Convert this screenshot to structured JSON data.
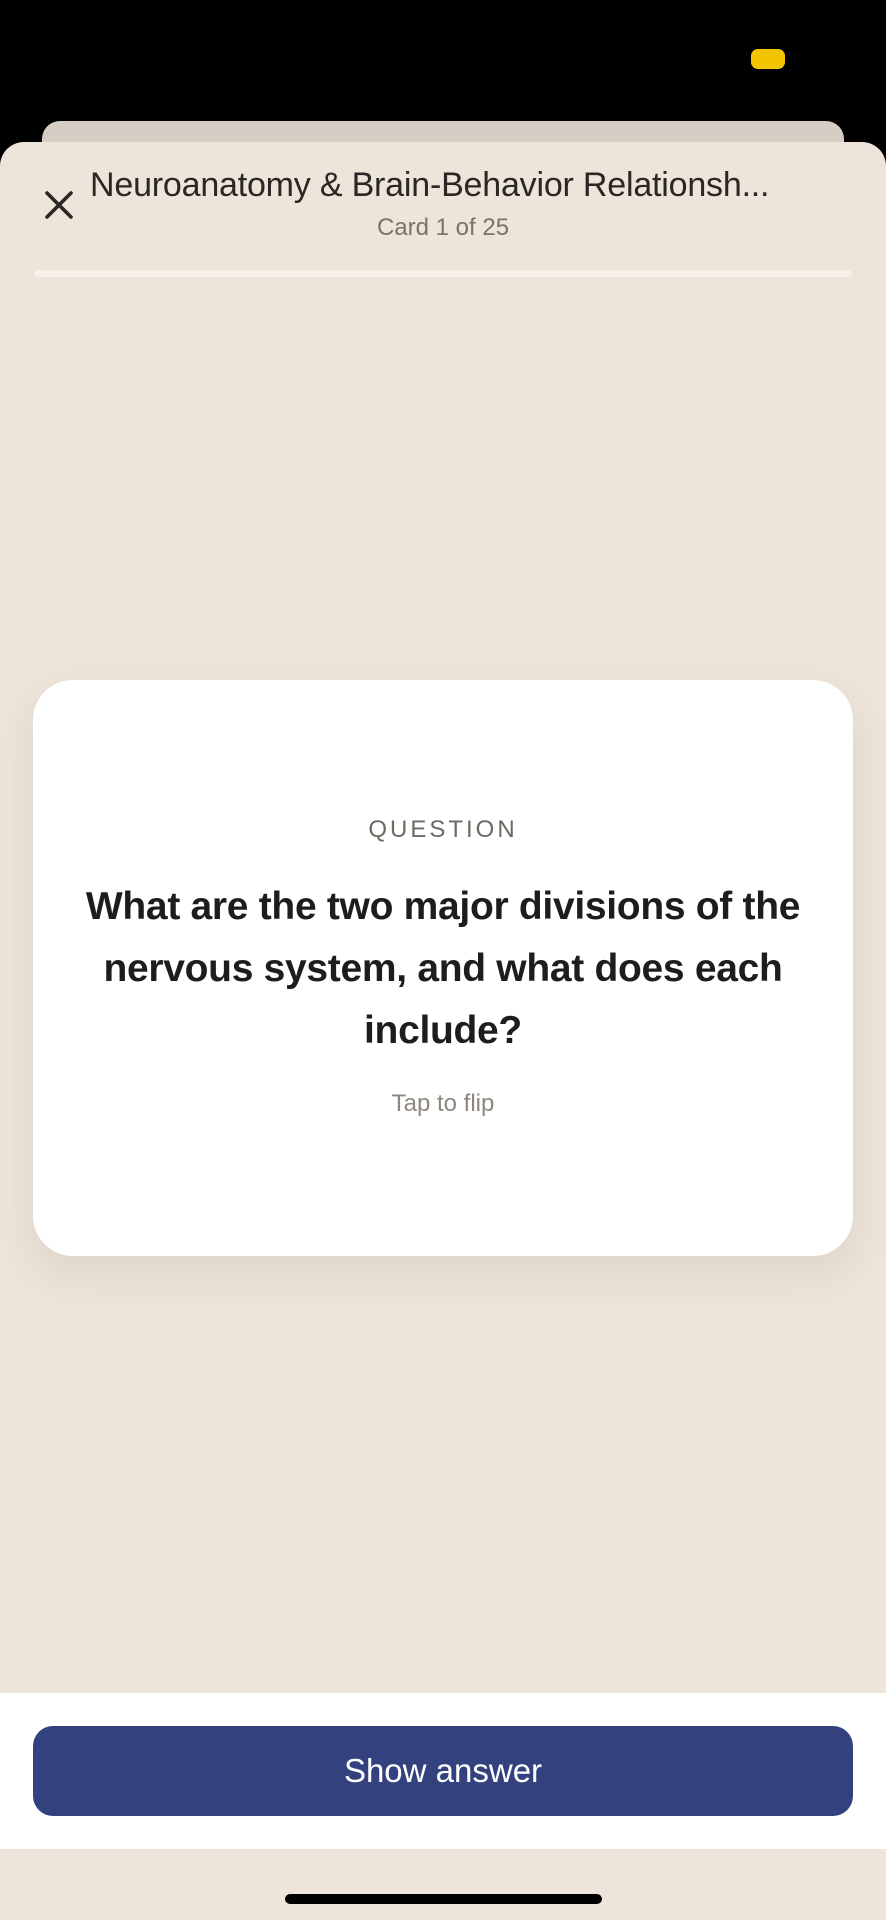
{
  "header": {
    "title": "Neuroanatomy & Brain-Behavior Relationsh...",
    "subtitle": "Card 1 of 25",
    "close_icon": "close-icon",
    "progress_fraction": 0.0
  },
  "card": {
    "label": "QUESTION",
    "question": "What are the two major divisions of the nervous system, and what does each include?",
    "hint": "Tap to flip"
  },
  "footer": {
    "show_answer_label": "Show answer"
  },
  "colors": {
    "background": "#ede4da",
    "card": "#ffffff",
    "accent": "#33427e",
    "status_indicator": "#f5c400"
  }
}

• Exercise task: Every line of the data above should be quoted exactly. Omit the pictures.

• Worked solution:
Convert this screenshot to structured JSON data.
{
  "header": {
    "title": "Neuroanatomy & Brain-Behavior Relationsh...",
    "subtitle": "Card 1 of 25",
    "close_icon": "close-icon",
    "progress_fraction": 0.0
  },
  "card": {
    "label": "QUESTION",
    "question": "What are the two major divisions of the nervous system, and what does each include?",
    "hint": "Tap to flip"
  },
  "footer": {
    "show_answer_label": "Show answer"
  },
  "colors": {
    "background": "#ede4da",
    "card": "#ffffff",
    "accent": "#33427e",
    "status_indicator": "#f5c400"
  }
}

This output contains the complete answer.